- **Problem**: Locate all lines with the word "administracyjnych" and copy them out.

- **Extracted records**:
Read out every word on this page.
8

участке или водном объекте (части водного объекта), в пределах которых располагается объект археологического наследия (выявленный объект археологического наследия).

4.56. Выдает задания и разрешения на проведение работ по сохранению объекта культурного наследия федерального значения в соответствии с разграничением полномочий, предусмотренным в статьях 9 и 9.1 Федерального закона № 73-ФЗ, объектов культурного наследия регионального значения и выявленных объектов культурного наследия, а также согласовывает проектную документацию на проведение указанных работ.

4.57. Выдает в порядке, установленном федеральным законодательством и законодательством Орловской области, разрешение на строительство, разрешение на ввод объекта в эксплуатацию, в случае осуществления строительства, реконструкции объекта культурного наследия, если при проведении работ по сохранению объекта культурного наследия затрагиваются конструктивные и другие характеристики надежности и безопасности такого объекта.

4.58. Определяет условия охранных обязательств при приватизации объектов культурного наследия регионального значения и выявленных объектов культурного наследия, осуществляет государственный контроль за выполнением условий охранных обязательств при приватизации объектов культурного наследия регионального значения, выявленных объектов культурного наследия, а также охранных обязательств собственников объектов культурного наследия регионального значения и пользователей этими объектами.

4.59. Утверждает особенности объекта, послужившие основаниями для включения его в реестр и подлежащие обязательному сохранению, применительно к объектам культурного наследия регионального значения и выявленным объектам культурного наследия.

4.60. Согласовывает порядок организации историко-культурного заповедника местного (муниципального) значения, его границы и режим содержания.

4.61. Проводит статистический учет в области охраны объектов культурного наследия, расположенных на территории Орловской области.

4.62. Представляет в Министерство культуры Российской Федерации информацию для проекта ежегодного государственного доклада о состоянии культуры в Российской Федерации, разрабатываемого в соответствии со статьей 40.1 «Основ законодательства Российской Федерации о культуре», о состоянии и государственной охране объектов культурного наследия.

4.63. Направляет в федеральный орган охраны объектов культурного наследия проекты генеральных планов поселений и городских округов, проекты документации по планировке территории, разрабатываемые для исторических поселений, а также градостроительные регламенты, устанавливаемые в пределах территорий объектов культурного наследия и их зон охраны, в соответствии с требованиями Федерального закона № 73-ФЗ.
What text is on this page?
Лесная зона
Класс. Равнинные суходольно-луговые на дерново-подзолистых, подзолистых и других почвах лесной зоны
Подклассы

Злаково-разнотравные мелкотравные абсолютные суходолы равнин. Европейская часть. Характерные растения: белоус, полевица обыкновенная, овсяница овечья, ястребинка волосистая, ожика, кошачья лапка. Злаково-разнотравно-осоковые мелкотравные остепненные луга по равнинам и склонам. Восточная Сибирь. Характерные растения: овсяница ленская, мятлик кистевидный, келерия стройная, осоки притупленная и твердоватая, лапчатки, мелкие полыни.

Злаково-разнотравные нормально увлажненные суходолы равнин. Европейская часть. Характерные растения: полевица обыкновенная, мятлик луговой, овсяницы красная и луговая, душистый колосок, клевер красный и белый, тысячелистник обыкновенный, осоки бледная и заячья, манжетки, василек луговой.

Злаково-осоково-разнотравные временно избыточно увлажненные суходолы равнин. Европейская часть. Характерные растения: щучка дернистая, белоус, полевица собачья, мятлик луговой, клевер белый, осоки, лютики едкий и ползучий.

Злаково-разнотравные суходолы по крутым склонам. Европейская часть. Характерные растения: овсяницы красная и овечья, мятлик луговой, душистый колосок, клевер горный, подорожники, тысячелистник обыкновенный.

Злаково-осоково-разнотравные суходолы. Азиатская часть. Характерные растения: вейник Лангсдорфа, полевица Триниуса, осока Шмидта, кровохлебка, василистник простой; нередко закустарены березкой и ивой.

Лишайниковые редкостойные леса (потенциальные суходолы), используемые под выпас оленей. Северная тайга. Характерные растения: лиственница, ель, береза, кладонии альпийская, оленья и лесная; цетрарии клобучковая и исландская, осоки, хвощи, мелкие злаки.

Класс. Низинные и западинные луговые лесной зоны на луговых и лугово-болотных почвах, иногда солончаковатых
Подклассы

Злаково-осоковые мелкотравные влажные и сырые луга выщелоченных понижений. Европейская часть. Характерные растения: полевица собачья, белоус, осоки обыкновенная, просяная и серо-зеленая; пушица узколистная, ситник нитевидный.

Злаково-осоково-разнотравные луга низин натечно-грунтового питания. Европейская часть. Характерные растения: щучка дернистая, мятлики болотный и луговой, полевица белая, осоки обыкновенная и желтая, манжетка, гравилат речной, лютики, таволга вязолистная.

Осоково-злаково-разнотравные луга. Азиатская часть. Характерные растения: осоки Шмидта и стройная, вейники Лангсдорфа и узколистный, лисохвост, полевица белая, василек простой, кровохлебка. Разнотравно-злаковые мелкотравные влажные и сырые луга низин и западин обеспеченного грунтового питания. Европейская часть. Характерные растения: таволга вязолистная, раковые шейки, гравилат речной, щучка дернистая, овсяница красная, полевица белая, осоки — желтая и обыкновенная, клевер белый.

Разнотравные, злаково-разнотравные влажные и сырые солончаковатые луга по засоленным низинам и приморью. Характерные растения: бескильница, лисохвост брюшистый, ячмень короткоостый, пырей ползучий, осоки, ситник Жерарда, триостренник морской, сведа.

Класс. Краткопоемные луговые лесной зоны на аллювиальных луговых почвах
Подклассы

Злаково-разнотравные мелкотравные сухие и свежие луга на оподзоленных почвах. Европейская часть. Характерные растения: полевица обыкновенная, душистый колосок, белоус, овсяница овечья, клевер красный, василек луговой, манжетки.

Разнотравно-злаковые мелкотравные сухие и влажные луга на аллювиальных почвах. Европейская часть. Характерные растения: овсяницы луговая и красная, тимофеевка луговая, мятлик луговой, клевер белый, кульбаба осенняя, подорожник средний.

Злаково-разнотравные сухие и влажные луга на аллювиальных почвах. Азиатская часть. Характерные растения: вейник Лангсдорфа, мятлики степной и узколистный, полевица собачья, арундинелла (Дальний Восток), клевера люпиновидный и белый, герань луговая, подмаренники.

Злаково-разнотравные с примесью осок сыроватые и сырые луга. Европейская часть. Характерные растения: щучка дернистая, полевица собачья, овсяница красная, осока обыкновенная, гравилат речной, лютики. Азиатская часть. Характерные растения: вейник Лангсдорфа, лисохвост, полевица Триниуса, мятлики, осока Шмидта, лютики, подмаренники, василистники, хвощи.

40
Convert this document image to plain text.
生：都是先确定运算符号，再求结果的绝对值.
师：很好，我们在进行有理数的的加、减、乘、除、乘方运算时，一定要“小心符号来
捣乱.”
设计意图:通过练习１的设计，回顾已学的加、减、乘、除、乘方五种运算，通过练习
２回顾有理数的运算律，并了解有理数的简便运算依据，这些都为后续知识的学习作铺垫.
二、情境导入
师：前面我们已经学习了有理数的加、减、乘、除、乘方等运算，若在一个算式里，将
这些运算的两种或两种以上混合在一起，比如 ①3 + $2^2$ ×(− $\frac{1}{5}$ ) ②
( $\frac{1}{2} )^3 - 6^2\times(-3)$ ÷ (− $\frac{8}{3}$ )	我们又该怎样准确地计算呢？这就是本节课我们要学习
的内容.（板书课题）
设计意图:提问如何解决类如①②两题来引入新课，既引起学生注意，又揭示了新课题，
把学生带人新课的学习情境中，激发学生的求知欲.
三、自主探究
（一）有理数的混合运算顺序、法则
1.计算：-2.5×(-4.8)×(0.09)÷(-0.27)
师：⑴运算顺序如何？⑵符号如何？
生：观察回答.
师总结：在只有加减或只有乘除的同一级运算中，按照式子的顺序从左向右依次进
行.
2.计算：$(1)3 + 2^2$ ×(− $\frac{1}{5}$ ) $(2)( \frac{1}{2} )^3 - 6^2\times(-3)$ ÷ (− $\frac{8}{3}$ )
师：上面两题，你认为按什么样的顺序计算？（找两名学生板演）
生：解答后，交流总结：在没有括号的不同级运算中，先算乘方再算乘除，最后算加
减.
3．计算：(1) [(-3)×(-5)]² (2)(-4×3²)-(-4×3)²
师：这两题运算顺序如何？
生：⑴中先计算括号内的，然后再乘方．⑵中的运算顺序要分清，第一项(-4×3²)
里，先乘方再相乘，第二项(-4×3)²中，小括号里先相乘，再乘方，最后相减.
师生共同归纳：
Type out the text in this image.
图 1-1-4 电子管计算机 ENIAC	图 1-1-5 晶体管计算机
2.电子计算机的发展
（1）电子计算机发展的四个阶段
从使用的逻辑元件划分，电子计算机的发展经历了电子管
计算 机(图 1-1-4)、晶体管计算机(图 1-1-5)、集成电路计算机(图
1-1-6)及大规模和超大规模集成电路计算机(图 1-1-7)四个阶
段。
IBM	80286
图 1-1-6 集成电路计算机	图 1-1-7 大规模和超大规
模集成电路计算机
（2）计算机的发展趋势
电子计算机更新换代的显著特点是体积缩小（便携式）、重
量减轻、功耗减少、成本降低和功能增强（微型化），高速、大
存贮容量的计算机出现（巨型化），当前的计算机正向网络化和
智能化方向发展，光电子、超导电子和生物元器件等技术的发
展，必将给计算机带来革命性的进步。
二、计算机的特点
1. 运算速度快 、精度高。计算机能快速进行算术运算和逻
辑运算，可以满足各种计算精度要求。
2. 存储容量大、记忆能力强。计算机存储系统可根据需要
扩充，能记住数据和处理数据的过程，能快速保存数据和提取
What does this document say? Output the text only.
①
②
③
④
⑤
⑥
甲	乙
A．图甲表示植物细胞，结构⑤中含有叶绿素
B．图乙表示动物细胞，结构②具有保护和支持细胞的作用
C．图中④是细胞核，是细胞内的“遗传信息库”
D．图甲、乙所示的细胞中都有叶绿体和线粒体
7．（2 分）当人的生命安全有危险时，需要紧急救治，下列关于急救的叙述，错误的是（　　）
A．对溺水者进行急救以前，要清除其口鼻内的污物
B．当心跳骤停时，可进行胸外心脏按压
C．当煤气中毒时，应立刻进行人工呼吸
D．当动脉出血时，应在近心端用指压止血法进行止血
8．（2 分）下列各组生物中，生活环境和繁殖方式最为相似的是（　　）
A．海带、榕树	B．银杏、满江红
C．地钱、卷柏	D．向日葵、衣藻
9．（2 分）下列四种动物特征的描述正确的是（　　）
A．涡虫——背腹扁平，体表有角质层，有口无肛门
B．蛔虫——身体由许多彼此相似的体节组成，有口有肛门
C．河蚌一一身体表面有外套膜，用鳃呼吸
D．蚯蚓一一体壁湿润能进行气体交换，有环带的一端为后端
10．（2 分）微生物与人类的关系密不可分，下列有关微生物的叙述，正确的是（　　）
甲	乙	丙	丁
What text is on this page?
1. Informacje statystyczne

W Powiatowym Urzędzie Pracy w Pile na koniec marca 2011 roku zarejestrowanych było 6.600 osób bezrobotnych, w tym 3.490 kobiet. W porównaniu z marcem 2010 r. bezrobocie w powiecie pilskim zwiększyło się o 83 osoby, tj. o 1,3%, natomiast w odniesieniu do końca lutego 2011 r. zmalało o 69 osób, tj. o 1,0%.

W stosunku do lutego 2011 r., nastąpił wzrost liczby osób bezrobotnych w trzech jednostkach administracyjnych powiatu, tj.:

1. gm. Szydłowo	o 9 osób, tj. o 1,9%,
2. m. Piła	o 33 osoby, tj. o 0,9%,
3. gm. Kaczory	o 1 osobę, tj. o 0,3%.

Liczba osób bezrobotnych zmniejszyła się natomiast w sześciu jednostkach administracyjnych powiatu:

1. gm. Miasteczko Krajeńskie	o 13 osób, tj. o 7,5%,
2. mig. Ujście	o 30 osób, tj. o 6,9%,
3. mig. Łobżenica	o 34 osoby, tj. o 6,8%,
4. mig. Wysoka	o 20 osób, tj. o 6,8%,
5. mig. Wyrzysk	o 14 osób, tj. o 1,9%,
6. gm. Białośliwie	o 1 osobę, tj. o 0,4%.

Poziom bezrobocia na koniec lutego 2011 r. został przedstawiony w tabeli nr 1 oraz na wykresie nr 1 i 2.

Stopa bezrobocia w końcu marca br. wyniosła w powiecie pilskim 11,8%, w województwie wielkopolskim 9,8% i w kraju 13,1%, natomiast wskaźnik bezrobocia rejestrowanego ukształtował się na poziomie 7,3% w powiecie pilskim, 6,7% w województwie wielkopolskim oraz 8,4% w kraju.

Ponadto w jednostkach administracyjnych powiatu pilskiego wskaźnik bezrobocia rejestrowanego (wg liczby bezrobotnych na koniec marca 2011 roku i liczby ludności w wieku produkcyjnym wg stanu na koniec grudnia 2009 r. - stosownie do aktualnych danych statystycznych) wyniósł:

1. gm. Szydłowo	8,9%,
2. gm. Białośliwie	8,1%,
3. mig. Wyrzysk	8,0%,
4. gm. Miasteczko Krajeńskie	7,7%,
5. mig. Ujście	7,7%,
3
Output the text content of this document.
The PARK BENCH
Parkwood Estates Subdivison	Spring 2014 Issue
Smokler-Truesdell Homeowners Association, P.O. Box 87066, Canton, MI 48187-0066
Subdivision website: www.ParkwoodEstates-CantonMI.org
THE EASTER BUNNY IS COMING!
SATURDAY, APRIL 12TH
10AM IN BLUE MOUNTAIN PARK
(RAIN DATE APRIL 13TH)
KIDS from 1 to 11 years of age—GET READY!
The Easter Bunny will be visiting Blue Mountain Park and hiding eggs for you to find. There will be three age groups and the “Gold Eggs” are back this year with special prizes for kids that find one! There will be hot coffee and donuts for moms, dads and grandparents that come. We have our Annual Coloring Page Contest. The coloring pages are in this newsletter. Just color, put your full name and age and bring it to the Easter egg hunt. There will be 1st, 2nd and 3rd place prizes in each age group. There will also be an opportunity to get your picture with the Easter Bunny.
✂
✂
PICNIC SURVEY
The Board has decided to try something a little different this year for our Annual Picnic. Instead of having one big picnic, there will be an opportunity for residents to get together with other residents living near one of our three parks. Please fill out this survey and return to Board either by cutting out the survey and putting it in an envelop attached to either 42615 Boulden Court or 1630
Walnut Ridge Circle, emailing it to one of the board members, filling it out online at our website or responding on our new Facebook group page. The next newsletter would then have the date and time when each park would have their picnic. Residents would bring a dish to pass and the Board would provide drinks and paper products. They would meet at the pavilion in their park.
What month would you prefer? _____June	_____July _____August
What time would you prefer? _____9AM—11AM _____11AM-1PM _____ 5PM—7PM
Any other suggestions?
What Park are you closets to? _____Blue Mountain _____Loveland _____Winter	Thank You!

- **Result of the task**:
W stosunku do lutego 2011 r., nastąpił wzrost liczby osób bezrobotnych w trzech jednostkach administracyjnych powiatu, tj.:
Liczba osób bezrobotnych zmniejszyła się natomiast w sześciu jednostkach administracyjnych powiatu:
Ponadto w jednostkach administracyjnych powiatu pilskiego wskaźnik bezrobocia rejestrowanego (wg liczby bezrobotnych na koniec marca 2011 roku i liczby ludności w wieku produkcyjnym wg stanu na koniec grudnia 2009 r. - stosownie do aktualnych danych statystycznych) wyniósł:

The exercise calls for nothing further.